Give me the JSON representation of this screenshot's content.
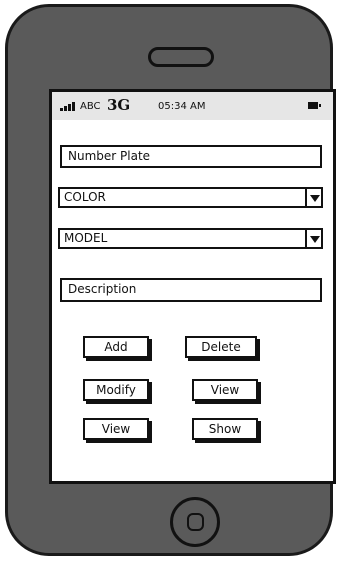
{
  "status_bar": {
    "carrier": "ABC",
    "network": "3G",
    "time": "05:34 AM",
    "icons": [
      "signal-bars-icon",
      "battery-icon"
    ]
  },
  "form": {
    "number_plate": "Number Plate",
    "color": "COLOR",
    "model": "MODEL",
    "description": "Description"
  },
  "buttons": {
    "add": "Add",
    "delete": "Delete",
    "modify": "Modify",
    "view_right": "View",
    "view_left": "View",
    "show": "Show"
  }
}
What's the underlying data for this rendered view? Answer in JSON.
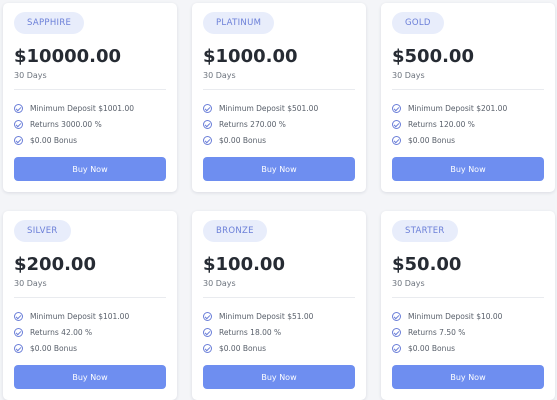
{
  "plans": [
    {
      "name": "SAPPHIRE",
      "price": "$10000.00",
      "duration": "30 Days",
      "features": [
        "Minimum Deposit $1001.00",
        "Returns 3000.00 %",
        "$0.00 Bonus"
      ],
      "button": "Buy Now"
    },
    {
      "name": "PLATINUM",
      "price": "$1000.00",
      "duration": "30 Days",
      "features": [
        "Minimum Deposit $501.00",
        "Returns 270.00 %",
        "$0.00 Bonus"
      ],
      "button": "Buy Now"
    },
    {
      "name": "GOLD",
      "price": "$500.00",
      "duration": "30 Days",
      "features": [
        "Minimum Deposit $201.00",
        "Returns 120.00 %",
        "$0.00 Bonus"
      ],
      "button": "Buy Now"
    },
    {
      "name": "SILVER",
      "price": "$200.00",
      "duration": "30 Days",
      "features": [
        "Minimum Deposit $101.00",
        "Returns 42.00 %",
        "$0.00 Bonus"
      ],
      "button": "Buy Now"
    },
    {
      "name": "BRONZE",
      "price": "$100.00",
      "duration": "30 Days",
      "features": [
        "Minimum Deposit $51.00",
        "Returns 18.00 %",
        "$0.00 Bonus"
      ],
      "button": "Buy Now"
    },
    {
      "name": "STARTER",
      "price": "$50.00",
      "duration": "30 Days",
      "features": [
        "Minimum Deposit $10.00",
        "Returns 7.50 %",
        "$0.00 Bonus"
      ],
      "button": "Buy Now"
    }
  ],
  "icons": {
    "feature_icon": "check-circle-icon"
  },
  "colors": {
    "accent": "#6e8ef0",
    "badge_bg": "#e8edfb",
    "badge_text": "#6b7fd8",
    "page_bg": "#f4f5f8",
    "card_bg": "#ffffff"
  }
}
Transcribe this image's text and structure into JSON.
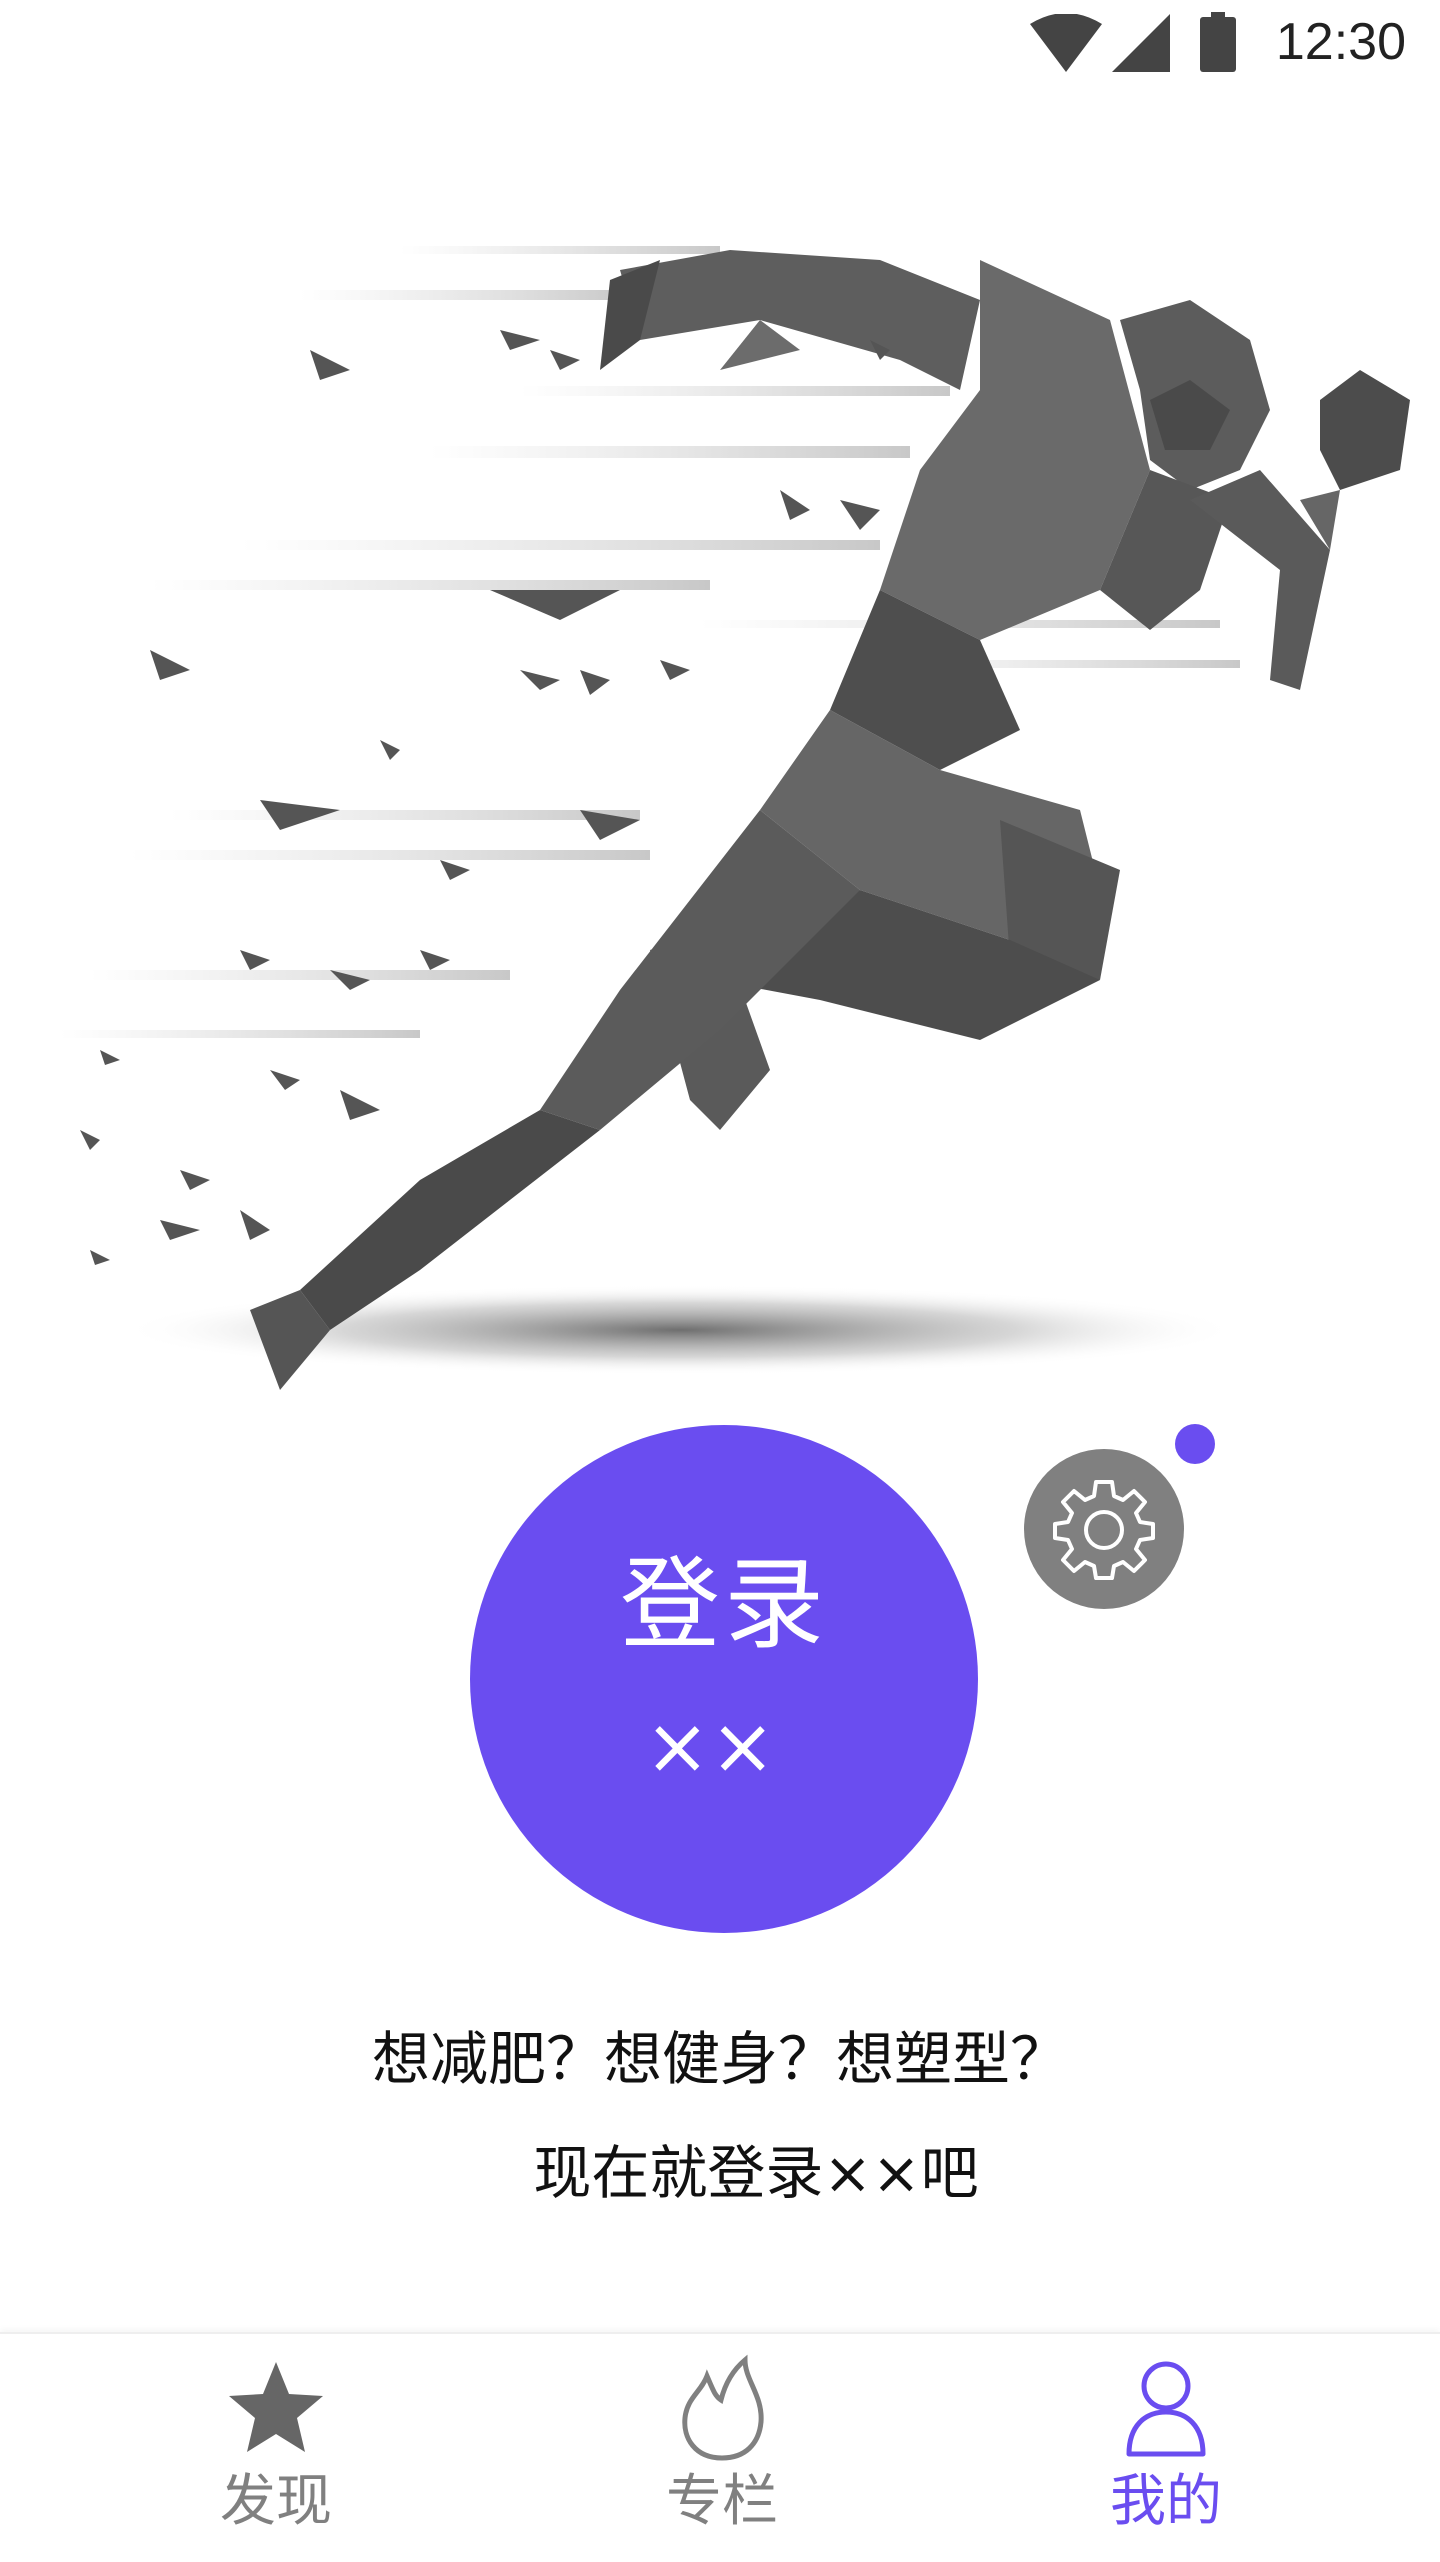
{
  "status_bar": {
    "time": "12:30",
    "icons": [
      "wifi-icon",
      "cell-signal-icon",
      "battery-icon"
    ]
  },
  "hero": {
    "illustration": "low-poly-running-man"
  },
  "login": {
    "title": "登录",
    "subtitle": "××"
  },
  "settings": {
    "icon": "gear-icon",
    "has_notification": true
  },
  "promo": {
    "line1": "想减肥？想健身？想塑型？",
    "line2": "现在就登录××吧"
  },
  "tab_bar": {
    "tabs": [
      {
        "label": "发现",
        "icon": "star-icon",
        "active": false
      },
      {
        "label": "专栏",
        "icon": "flame-icon",
        "active": false
      },
      {
        "label": "我的",
        "icon": "person-icon",
        "active": true
      }
    ]
  },
  "colors": {
    "accent": "#6a4df0",
    "inactive": "#808080",
    "figure": "#555555"
  }
}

## [Stated goal]
Each line that contains the string "Deposit" counts once; say how many there are and nothing else.

## [Written response]
6